> _ARTICLE_:
Don’t fall for these presentation myths

More data isn’t always better.
By Kristen Rampe, CPA

Depending on your career trajectory, it's likely that public speaking will play a small but important part of your role as a CPA. This can include presentations to clients, boards, peer groups, and maybe even larger audiences.

A tiny number of people actually relish the task of speaking in front of others. This leaves the vast majority of us agonizing over whether or not we will say the right thing.  

It's no wonder I see so many presenters cling to the safety of bullet-point-packed slides, reading word-for-word, as the audience's eyes glaze over. Presenting can be scary.

Over the past few years, I've identified some common myths related to accounting presentations. In this article, I've enlisted the help of a couple of my peers in the field to help me debunk them, and share our top tips to help you become a more effective and confident presenter.

Myth No. 1: Accountants are good with numbers, not public speaking.

As a CPA, you regularly communicate with colleagues, clients, and people in your community. You've likely learned to be very effective at giving the people you're interacting with the information they want, in the way they need it.

Presenting to a group has a lot of similarities. 

"Many CPAs don't think they have the skills to deliver great presentations. It doesn't feel like a natural thing, so they're hesitant to do it," said Meahgan Pear, national senior marketing manager at BDO in Grand Rapids, Mich.

If you feel less than comfortable with presenting, my top recommendation is to practice, practice, practice. Deliver your presentation in front of the mirror or to your friends or record it on your phone. Repeat it until you feel ready to ride with no hands (or maybe no slides).

Pear, who works with CPAs to improve their presentation skills, suggests trying an improv class. "There's an element of improv in a presentation. Being comfortable in that space will help you relax," she said, and I agree. Having taken improv classes for several years, I've learned that it requires creativity, spontaneity, and vulnerability. These same qualities make for great communicators.

Myth No. 2: Accounting doesn't lend itself to telling stories.

"I appreciate presenters who can take a complicated subject and pull out the why, not just the what. Storytelling can make a significant difference," said Brian Kreischer, CPA, managing partner with Frank, Rimerman + Co. LLP in the San Francisco area.

> _TO BE DONE_:
1. In the article on presentation myths, what kind of class does Meahgan Pear suggest CPAs try?
2. Carry the article on presentation myths forward, picking up right after its final sentence.

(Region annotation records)
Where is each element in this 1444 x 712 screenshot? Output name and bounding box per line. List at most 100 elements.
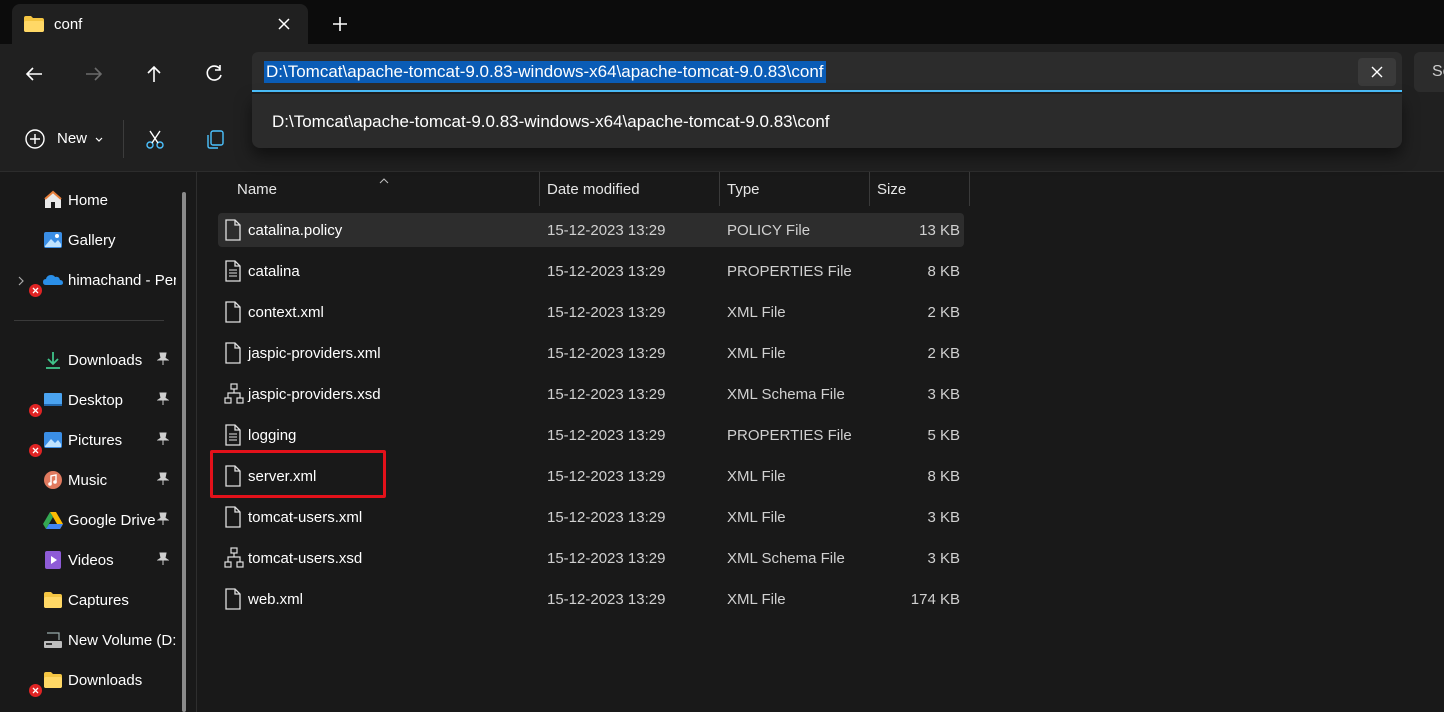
column-header-type[interactable]: Type bbox=[727, 172, 867, 206]
sidebar-item-downloads[interactable]: Downloads bbox=[0, 340, 180, 380]
table-row[interactable]: catalina.policy 15-12-2023 13:29 POLICY … bbox=[218, 213, 964, 247]
file-date: 15-12-2023 13:29 bbox=[547, 304, 666, 321]
table-row-server-xml[interactable]: server.xml 15-12-2023 13:29 XML File 8 K… bbox=[218, 459, 964, 493]
file-type: XML Schema File bbox=[727, 550, 845, 567]
cut-icon[interactable] bbox=[144, 128, 166, 150]
sidebar-item-downloads-folder[interactable]: Downloads bbox=[0, 660, 180, 700]
sidebar-item-desktop[interactable]: Desktop bbox=[0, 380, 180, 420]
sidebar-item-new-volume[interactable]: New Volume (D: bbox=[0, 620, 180, 660]
gallery-icon bbox=[42, 229, 64, 251]
file-type: XML File bbox=[727, 468, 786, 485]
new-button[interactable]: New bbox=[24, 128, 103, 150]
file-date: 15-12-2023 13:29 bbox=[547, 468, 666, 485]
column-separator[interactable] bbox=[969, 172, 970, 206]
clear-address-button[interactable] bbox=[1358, 58, 1396, 86]
videos-icon bbox=[42, 549, 64, 571]
sidebar-item-label: Captures bbox=[68, 592, 129, 609]
file-size: 2 KB bbox=[927, 304, 960, 321]
file-date: 15-12-2023 13:29 bbox=[547, 509, 666, 526]
google-drive-icon bbox=[42, 509, 64, 531]
plus-circle-icon bbox=[24, 129, 46, 154]
table-row[interactable]: tomcat-users.xml 15-12-2023 13:29 XML Fi… bbox=[218, 500, 964, 534]
tab-title: conf bbox=[54, 16, 83, 33]
music-icon bbox=[42, 469, 64, 491]
file-icon bbox=[224, 219, 242, 241]
file-name: logging bbox=[248, 427, 297, 444]
file-size: 13 KB bbox=[919, 222, 960, 239]
sidebar-item-google-drive[interactable]: Google Drive bbox=[0, 500, 180, 540]
file-icon bbox=[224, 506, 242, 528]
file-name: tomcat-users.xsd bbox=[248, 550, 363, 567]
file-size: 3 KB bbox=[927, 386, 960, 403]
refresh-icon[interactable] bbox=[202, 62, 226, 86]
file-date: 15-12-2023 13:29 bbox=[547, 591, 666, 608]
table-row[interactable]: context.xml 15-12-2023 13:29 XML File 2 … bbox=[218, 295, 964, 329]
file-name: jaspic-providers.xml bbox=[248, 345, 381, 362]
file-date: 15-12-2023 13:29 bbox=[547, 386, 666, 403]
desktop-icon bbox=[42, 389, 64, 411]
sidebar-item-onedrive[interactable]: himachand - Per bbox=[0, 260, 180, 300]
table-row[interactable]: logging 15-12-2023 13:29 PROPERTIES File… bbox=[218, 418, 964, 452]
copy-icon[interactable] bbox=[204, 128, 226, 150]
error-badge-icon bbox=[29, 284, 42, 297]
pin-icon bbox=[156, 352, 170, 370]
column-separator[interactable] bbox=[539, 172, 540, 206]
new-button-label: New bbox=[57, 130, 88, 147]
new-tab-icon[interactable] bbox=[330, 14, 350, 34]
drive-icon bbox=[42, 629, 64, 651]
sidebar-item-captures[interactable]: Captures bbox=[0, 580, 180, 620]
column-header-date-modified[interactable]: Date modified bbox=[547, 172, 717, 206]
close-icon[interactable] bbox=[274, 14, 294, 34]
pin-icon bbox=[156, 432, 170, 450]
file-name: tomcat-users.xml bbox=[248, 509, 363, 526]
onedrive-icon bbox=[42, 269, 64, 291]
column-header-size[interactable]: Size bbox=[877, 172, 967, 206]
address-bar[interactable]: D:\Tomcat\apache-tomcat-9.0.83-windows-x… bbox=[252, 52, 1402, 92]
tab-conf[interactable]: conf bbox=[12, 4, 308, 44]
file-type: XML File bbox=[727, 304, 786, 321]
table-row[interactable]: web.xml 15-12-2023 13:29 XML File 174 KB bbox=[218, 582, 964, 616]
file-name: jaspic-providers.xsd bbox=[248, 386, 381, 403]
table-row[interactable]: tomcat-users.xsd 15-12-2023 13:29 XML Sc… bbox=[218, 541, 964, 575]
file-type: XML Schema File bbox=[727, 386, 845, 403]
tab-strip: conf bbox=[0, 0, 1444, 44]
schema-file-icon bbox=[224, 383, 244, 405]
file-date: 15-12-2023 13:29 bbox=[547, 345, 666, 362]
file-name: catalina.policy bbox=[248, 222, 343, 239]
file-type: XML File bbox=[727, 509, 786, 526]
chevron-down-icon bbox=[94, 132, 104, 149]
error-badge-icon bbox=[29, 684, 42, 697]
table-row[interactable]: jaspic-providers.xsd 15-12-2023 13:29 XM… bbox=[218, 377, 964, 411]
pin-icon bbox=[156, 472, 170, 490]
up-arrow-icon[interactable] bbox=[142, 62, 166, 86]
table-row[interactable]: catalina 15-12-2023 13:29 PROPERTIES Fil… bbox=[218, 254, 964, 288]
forward-arrow-icon[interactable] bbox=[82, 62, 106, 86]
sidebar-item-music[interactable]: Music bbox=[0, 460, 180, 500]
pin-icon bbox=[156, 392, 170, 410]
address-suggestion-item[interactable]: D:\Tomcat\apache-tomcat-9.0.83-windows-x… bbox=[272, 112, 830, 132]
address-path-text[interactable]: D:\Tomcat\apache-tomcat-9.0.83-windows-x… bbox=[264, 61, 826, 83]
chevron-right-icon[interactable] bbox=[17, 274, 25, 291]
back-arrow-icon[interactable] bbox=[22, 62, 46, 86]
file-icon bbox=[224, 301, 242, 323]
home-icon bbox=[42, 189, 64, 211]
file-type: POLICY File bbox=[727, 222, 811, 239]
file-type: PROPERTIES File bbox=[727, 263, 852, 280]
error-badge-icon bbox=[29, 444, 42, 457]
address-suggestion-dropdown: D:\Tomcat\apache-tomcat-9.0.83-windows-x… bbox=[252, 94, 1402, 148]
column-header-name[interactable]: Name bbox=[237, 172, 537, 206]
column-separator[interactable] bbox=[869, 172, 870, 206]
sidebar-item-label: himachand - Per bbox=[68, 272, 176, 289]
schema-file-icon bbox=[224, 547, 244, 569]
sidebar-scrollbar[interactable] bbox=[182, 192, 186, 712]
sidebar-item-gallery[interactable]: Gallery bbox=[0, 220, 180, 260]
file-type: PROPERTIES File bbox=[727, 427, 852, 444]
table-row[interactable]: jaspic-providers.xml 15-12-2023 13:29 XM… bbox=[218, 336, 964, 370]
sidebar-item-home[interactable]: Home bbox=[0, 180, 180, 220]
sidebar-item-label: Downloads bbox=[68, 672, 143, 689]
column-separator[interactable] bbox=[719, 172, 720, 206]
sidebar-item-label: Home bbox=[68, 192, 109, 209]
search-box[interactable]: Se bbox=[1414, 52, 1444, 92]
sidebar-item-pictures[interactable]: Pictures bbox=[0, 420, 180, 460]
sidebar-item-videos[interactable]: Videos bbox=[0, 540, 180, 580]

> _FINAL RESULTS_:
1. An improv class.

2.
When formulating your presentation, consider what you want your audience to take away and how you want them to feel, Kreischer suggests. "What outcome are you interested in? Do you want the audience to feel reassured, informed, or persuaded? I find thinking this through might change how I say something," Kreischer said.

Kreischer adds that having a common theme or story in a presentation can make the information you're sharing more memorable.

I recommend experimenting with being true to your authentic self, while maintaining professionalism, of course. When it's helpful and appropriate, share a personal experience, talk about a mistake you made and what you learned, or open with a brief vignette on a recent vacation you took or hobby you love. Doing so will make you more relatable to your audience and helps them connect with you on an emotional level. You are a person too, not just a voice behind a lectern.

Myth No. 3: Our audiences expect dense slides and presentations packed with an overwhelming amount of information.

While audiences may be used to this format, it certainly isn't something they inherently crave.

"Accountants have so much great information that they want to share. To be effective, they must be able to pare it down. Even if it's technical in nature, delivery is a huge component of it." Pear said.

Next time you're preparing a presentation, consider the value you're offering your audience. What matters most to them? How can you deliver this value most directly?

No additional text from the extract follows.